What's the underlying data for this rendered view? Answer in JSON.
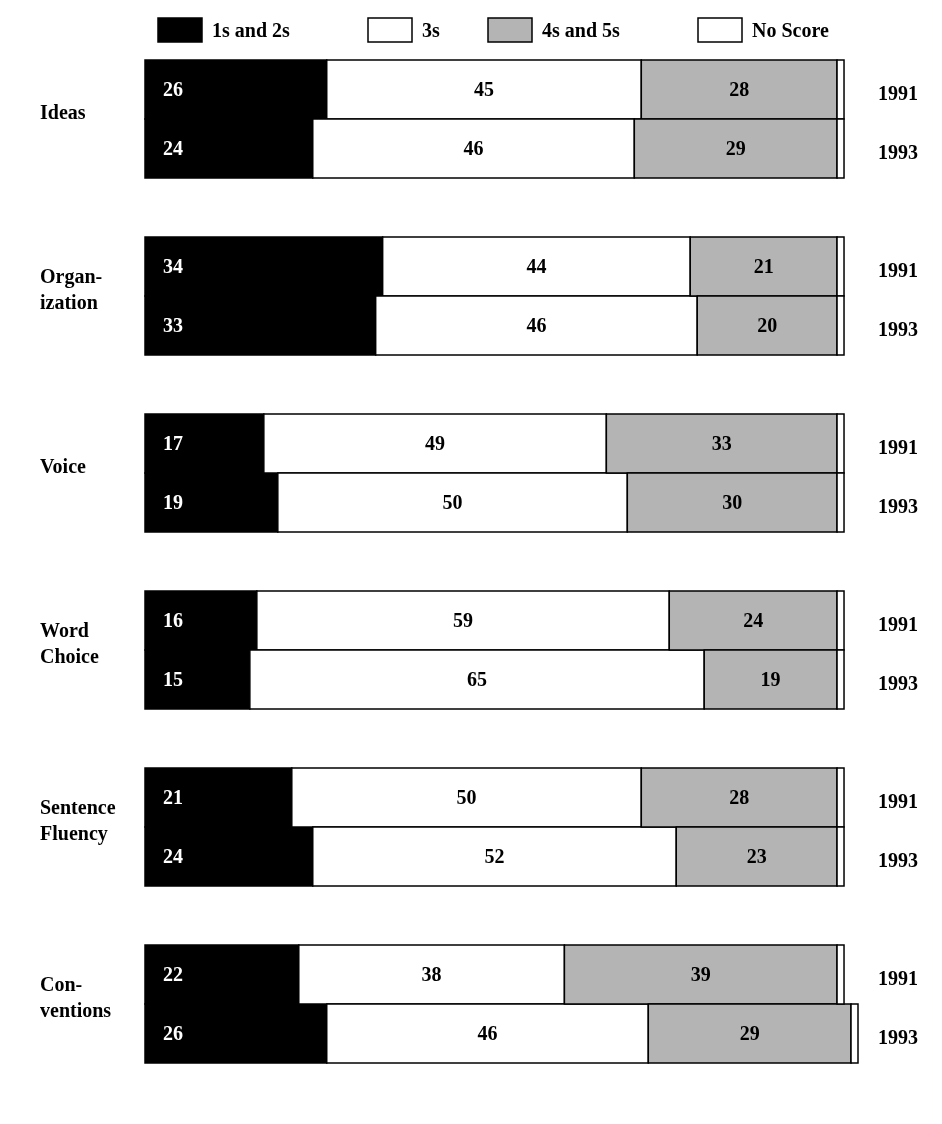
{
  "chart_data": {
    "type": "bar",
    "orientation": "horizontal",
    "stacked": true,
    "legend": "top",
    "categories": [
      "1991",
      "1993",
      null,
      "1991",
      "1993",
      null,
      "1991",
      "1993",
      null,
      "1991",
      "1993",
      null,
      "1991",
      "1993",
      null,
      "1991",
      "1993"
    ],
    "annotations": [
      "Ideas",
      "Organ-\nization",
      "Voice",
      "Word\nChoice",
      "Sentence\nFluency",
      "Con-\nventions"
    ],
    "series": [
      {
        "name": "1s and 2s",
        "color": "#000000",
        "values": [
          26,
          24,
          null,
          34,
          33,
          null,
          17,
          19,
          null,
          16,
          15,
          null,
          21,
          24,
          null,
          22,
          26
        ],
        "value_labels": [
          "26",
          "24",
          null,
          "34",
          "33",
          null,
          "17",
          "19",
          null,
          "16",
          "15",
          null,
          "21",
          "24",
          null,
          "22",
          "26"
        ]
      },
      {
        "name": "3s",
        "color": "#ffffff",
        "values": [
          45,
          46,
          null,
          44,
          46,
          null,
          49,
          50,
          null,
          59,
          65,
          null,
          50,
          52,
          null,
          38,
          46
        ],
        "value_labels": [
          "45",
          "46",
          null,
          "44",
          "46",
          null,
          "49",
          "50",
          null,
          "59",
          "65",
          null,
          "50",
          "52",
          null,
          "38",
          "46"
        ]
      },
      {
        "name": "4s and 5s",
        "color": "#b4b4b4",
        "values": [
          28,
          29,
          null,
          21,
          20,
          null,
          33,
          30,
          null,
          24,
          19,
          null,
          28,
          23,
          null,
          39,
          29
        ],
        "value_labels": [
          "28",
          "29",
          null,
          "21",
          "20",
          null,
          "33",
          "30",
          null,
          "24",
          "19",
          null,
          "28",
          "23",
          null,
          "39",
          "29"
        ]
      },
      {
        "name": "No Score",
        "color": "#ffffff",
        "values": [
          1,
          1,
          null,
          1,
          1,
          null,
          1,
          1,
          null,
          1,
          1,
          null,
          1,
          1,
          null,
          1,
          1
        ],
        "value_labels": [
          null,
          null,
          null,
          null,
          null,
          null,
          null,
          null,
          null,
          null,
          null,
          null,
          null,
          null,
          null,
          null,
          null
        ]
      }
    ]
  }
}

--*--

= Written instruction =
Copy out the records above in full, exactly as written, but not the pictures.

= Response to this task =
What's the underlying data for this rendered view? Answer in JSON.
{
  "chart_data": {
    "type": "bar",
    "orientation": "horizontal",
    "stacked": true,
    "legend": "top",
    "categories": [
      "1991",
      "1993",
      null,
      "1991",
      "1993",
      null,
      "1991",
      "1993",
      null,
      "1991",
      "1993",
      null,
      "1991",
      "1993",
      null,
      "1991",
      "1993"
    ],
    "annotations": [
      "Ideas",
      "Organ-\nization",
      "Voice",
      "Word\nChoice",
      "Sentence\nFluency",
      "Con-\nventions"
    ],
    "series": [
      {
        "name": "1s and 2s",
        "color": "#000000",
        "values": [
          26,
          24,
          null,
          34,
          33,
          null,
          17,
          19,
          null,
          16,
          15,
          null,
          21,
          24,
          null,
          22,
          26
        ],
        "value_labels": [
          "26",
          "24",
          null,
          "34",
          "33",
          null,
          "17",
          "19",
          null,
          "16",
          "15",
          null,
          "21",
          "24",
          null,
          "22",
          "26"
        ]
      },
      {
        "name": "3s",
        "color": "#ffffff",
        "values": [
          45,
          46,
          null,
          44,
          46,
          null,
          49,
          50,
          null,
          59,
          65,
          null,
          50,
          52,
          null,
          38,
          46
        ],
        "value_labels": [
          "45",
          "46",
          null,
          "44",
          "46",
          null,
          "49",
          "50",
          null,
          "59",
          "65",
          null,
          "50",
          "52",
          null,
          "38",
          "46"
        ]
      },
      {
        "name": "4s and 5s",
        "color": "#b4b4b4",
        "values": [
          28,
          29,
          null,
          21,
          20,
          null,
          33,
          30,
          null,
          24,
          19,
          null,
          28,
          23,
          null,
          39,
          29
        ],
        "value_labels": [
          "28",
          "29",
          null,
          "21",
          "20",
          null,
          "33",
          "30",
          null,
          "24",
          "19",
          null,
          "28",
          "23",
          null,
          "39",
          "29"
        ]
      },
      {
        "name": "No Score",
        "color": "#ffffff",
        "values": [
          1,
          1,
          null,
          1,
          1,
          null,
          1,
          1,
          null,
          1,
          1,
          null,
          1,
          1,
          null,
          1,
          1
        ],
        "value_labels": [
          null,
          null,
          null,
          null,
          null,
          null,
          null,
          null,
          null,
          null,
          null,
          null,
          null,
          null,
          null,
          null,
          null
        ]
      }
    ]
  }
}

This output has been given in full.